ETF milestone: SPY reaches $100 billion market cap

That's great news for the ETF business, but it may be a warning for investors that it's time to get out.

By MSN Money Partner Jan 23, 2012 4:51PM

Image: Arrow Up Green (© Image Source/SuperStock)By Thomas Kee, guest columnist

 

The flagship exchange-traded fund for the S&P 500, SPDR 500 (SPY), has just made headlines by surpassing the $100 billion market cap mark. The move was hailed as yet another sign that the ETF industry has come of age.

 

But like a Time Magazine cover story, this headline may be a contrarian indicator for the market. 

 

Last Friday, $1.31 billion in new money entered this ETF, according to Index Universe, suggesting that many investors are comfortable buying the market again. This was a very large inflow, and raised some eyebrows. Who is doing all the buying and why? My question is, should prudent investors be selling when everyone else is buying?

 

The rule of prudent investing is to buy when everyone else is selling and sell when everyone else is buying. According to my observations, investors are not only buying, but they are unusually complacent about risk. This is dangerous on many levels. I'm especially concerned that a reversion to "Buy and Hold" strategies seems to be taking place yet again.

 

This seems to happen at least once a year. The market improves for a few months and investors stop respecting the risks. They shift their money into equities after the easy money has already been made. Then they start sitting on their hands while hoping for the best.

## Data under study:
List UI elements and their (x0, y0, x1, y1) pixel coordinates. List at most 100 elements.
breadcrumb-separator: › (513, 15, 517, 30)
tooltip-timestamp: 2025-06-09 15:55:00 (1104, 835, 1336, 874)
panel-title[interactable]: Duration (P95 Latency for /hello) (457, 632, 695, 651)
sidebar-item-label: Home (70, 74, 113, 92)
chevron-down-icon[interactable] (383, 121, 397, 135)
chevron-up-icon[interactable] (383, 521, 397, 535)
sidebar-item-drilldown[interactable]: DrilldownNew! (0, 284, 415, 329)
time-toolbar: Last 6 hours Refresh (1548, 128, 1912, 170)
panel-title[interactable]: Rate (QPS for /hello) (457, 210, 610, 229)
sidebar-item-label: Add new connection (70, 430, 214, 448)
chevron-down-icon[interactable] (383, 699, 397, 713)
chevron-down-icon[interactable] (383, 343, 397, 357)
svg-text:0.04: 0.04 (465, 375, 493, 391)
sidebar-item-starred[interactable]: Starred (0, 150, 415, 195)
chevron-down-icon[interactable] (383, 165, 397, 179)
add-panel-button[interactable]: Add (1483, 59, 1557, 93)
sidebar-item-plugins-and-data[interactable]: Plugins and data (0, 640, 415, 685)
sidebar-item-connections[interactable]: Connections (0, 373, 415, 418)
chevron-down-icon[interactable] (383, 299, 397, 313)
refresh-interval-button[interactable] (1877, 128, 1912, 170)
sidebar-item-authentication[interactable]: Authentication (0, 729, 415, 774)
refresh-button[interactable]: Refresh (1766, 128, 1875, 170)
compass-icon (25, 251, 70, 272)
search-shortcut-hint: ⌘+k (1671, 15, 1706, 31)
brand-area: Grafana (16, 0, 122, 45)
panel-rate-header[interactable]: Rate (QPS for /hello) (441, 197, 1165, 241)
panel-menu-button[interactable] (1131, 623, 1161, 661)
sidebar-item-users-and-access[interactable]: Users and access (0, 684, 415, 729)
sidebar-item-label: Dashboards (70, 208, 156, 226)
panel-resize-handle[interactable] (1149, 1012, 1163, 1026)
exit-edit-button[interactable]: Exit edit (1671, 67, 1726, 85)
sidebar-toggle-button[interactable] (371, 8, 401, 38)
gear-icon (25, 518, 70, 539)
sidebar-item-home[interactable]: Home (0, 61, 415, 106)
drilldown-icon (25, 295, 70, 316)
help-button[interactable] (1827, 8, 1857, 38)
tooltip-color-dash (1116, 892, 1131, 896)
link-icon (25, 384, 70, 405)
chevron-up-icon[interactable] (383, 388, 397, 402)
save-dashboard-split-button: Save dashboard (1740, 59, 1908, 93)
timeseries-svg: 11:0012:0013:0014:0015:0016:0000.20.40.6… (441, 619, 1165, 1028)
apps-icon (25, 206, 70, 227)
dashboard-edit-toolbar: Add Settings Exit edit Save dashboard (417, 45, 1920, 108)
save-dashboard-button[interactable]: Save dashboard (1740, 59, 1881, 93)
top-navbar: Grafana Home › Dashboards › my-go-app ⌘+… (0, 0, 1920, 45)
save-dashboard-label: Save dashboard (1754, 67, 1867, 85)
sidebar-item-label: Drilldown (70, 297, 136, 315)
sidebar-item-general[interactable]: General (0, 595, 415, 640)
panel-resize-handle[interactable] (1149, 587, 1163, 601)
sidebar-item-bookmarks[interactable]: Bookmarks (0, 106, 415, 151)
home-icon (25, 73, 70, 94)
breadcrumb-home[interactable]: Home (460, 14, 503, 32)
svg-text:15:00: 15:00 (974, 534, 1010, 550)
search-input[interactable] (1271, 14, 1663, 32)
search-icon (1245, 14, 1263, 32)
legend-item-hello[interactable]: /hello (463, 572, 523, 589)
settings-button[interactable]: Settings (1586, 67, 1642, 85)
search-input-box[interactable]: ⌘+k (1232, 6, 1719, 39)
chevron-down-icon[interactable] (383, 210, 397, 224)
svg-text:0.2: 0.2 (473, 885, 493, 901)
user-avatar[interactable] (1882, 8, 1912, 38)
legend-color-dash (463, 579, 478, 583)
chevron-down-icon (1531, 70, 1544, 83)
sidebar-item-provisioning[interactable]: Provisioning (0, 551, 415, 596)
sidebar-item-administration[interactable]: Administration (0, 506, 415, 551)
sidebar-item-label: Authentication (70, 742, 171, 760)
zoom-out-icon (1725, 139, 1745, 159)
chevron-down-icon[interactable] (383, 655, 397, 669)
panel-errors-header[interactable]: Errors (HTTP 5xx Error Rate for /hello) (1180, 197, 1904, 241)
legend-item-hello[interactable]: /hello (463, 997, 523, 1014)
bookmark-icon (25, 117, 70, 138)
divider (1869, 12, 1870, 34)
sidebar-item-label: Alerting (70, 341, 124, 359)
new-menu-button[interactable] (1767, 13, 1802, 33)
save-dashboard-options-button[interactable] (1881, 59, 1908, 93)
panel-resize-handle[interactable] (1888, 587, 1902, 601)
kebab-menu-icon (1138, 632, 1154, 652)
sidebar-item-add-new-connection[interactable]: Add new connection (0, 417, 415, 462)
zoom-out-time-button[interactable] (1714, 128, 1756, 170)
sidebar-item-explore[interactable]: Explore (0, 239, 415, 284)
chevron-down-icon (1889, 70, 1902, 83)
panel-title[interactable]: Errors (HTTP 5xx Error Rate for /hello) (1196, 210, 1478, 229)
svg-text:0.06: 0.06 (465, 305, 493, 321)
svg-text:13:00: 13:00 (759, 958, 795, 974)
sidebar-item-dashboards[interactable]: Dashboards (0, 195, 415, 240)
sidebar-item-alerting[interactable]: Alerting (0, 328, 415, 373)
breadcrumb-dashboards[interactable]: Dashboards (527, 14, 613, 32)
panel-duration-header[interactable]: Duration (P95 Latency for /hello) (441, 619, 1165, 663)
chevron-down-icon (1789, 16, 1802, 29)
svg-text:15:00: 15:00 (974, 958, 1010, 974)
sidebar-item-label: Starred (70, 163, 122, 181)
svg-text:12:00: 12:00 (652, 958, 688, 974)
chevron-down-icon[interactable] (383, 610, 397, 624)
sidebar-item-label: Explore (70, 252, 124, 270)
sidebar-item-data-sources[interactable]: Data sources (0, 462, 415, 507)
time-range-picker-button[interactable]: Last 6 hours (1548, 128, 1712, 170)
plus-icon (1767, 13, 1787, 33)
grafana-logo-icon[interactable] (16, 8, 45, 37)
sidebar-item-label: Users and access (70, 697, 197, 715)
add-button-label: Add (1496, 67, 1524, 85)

## Exercise requirements:
The article about SPY passing $100 billion describes something that happens at least once a year. List each step of that pattern in order.

## Solution to the exercise:
1. The market improves for a few months.
2. Investors stop respecting the risks.
3. They shift their money into equities after the easy money has already been made.
4. They start sitting on their hands while hoping for the best.